### What the task requires
Please rewrite every line of the records below as a numbered list, leaving out any blank lines.

[START Supplied records]

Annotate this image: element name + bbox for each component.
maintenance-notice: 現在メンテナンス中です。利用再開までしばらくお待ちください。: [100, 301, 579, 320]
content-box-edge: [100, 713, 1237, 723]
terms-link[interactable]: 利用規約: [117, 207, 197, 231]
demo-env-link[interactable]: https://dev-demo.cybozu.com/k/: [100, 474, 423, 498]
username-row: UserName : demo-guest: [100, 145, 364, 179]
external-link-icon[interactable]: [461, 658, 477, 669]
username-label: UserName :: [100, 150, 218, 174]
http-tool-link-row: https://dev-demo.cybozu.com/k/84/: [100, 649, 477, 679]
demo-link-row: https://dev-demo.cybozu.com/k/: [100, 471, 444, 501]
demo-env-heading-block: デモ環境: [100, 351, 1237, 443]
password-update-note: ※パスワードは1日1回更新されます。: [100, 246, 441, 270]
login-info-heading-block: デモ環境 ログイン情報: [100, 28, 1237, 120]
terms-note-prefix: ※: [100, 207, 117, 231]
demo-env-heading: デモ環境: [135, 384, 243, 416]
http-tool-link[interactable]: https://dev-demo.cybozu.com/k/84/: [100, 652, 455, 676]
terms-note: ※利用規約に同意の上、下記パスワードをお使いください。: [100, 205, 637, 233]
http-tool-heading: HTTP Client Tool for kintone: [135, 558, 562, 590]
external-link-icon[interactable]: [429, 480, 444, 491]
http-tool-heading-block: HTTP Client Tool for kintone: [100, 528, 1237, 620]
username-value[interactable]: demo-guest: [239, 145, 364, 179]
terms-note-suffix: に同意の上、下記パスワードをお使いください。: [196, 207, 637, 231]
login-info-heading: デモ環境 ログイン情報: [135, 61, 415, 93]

[END Supplied records]

### Solution to this problem
1. Annotate this image: element name + bbox for each component.
2. maintenance-notice: 現在メンテナンス中です。利用再開までしばらくお待ちください。: [100, 301, 579, 320]
3. content-box-edge: [100, 713, 1237, 723]
4. terms-link[interactable]: 利用規約: [117, 207, 197, 231]
5. demo-env-link[interactable]: https://dev-demo.cybozu.com/k/: [100, 474, 423, 498]
6. username-row: UserName : demo-guest: [100, 145, 364, 179]
7. external-link-icon[interactable]: [461, 658, 477, 669]
8. username-label: UserName :: [100, 150, 218, 174]
9. http-tool-link-row: https://dev-demo.cybozu.com/k/84/: [100, 649, 477, 679]
10. demo-link-row: https://dev-demo.cybozu.com/k/: [100, 471, 444, 501]
11. demo-env-heading-block: デモ環境: [100, 351, 1237, 443]
12. password-update-note: ※パスワードは1日1回更新されます。: [100, 246, 441, 270]
13. login-info-heading-block: デモ環境 ログイン情報: [100, 28, 1237, 120]
14. terms-note-prefix: ※: [100, 207, 117, 231]
15. demo-env-heading: デモ環境: [135, 384, 243, 416]
16. http-tool-link[interactable]: https://dev-demo.cybozu.com/k/84/: [100, 652, 455, 676]
17. terms-note: ※利用規約に同意の上、下記パスワードをお使いください。: [100, 205, 637, 233]
18. http-tool-heading: HTTP Client Tool for kintone: [135, 558, 562, 590]
19. external-link-icon[interactable]: [429, 480, 444, 491]
20. http-tool-heading-block: HTTP Client Tool for kintone: [100, 528, 1237, 620]
21. username-value[interactable]: demo-guest: [239, 145, 364, 179]
22. terms-note-suffix: に同意の上、下記パスワードをお使いください。: [196, 207, 637, 231]
23. login-info-heading: デモ環境 ログイン情報: [135, 61, 415, 93]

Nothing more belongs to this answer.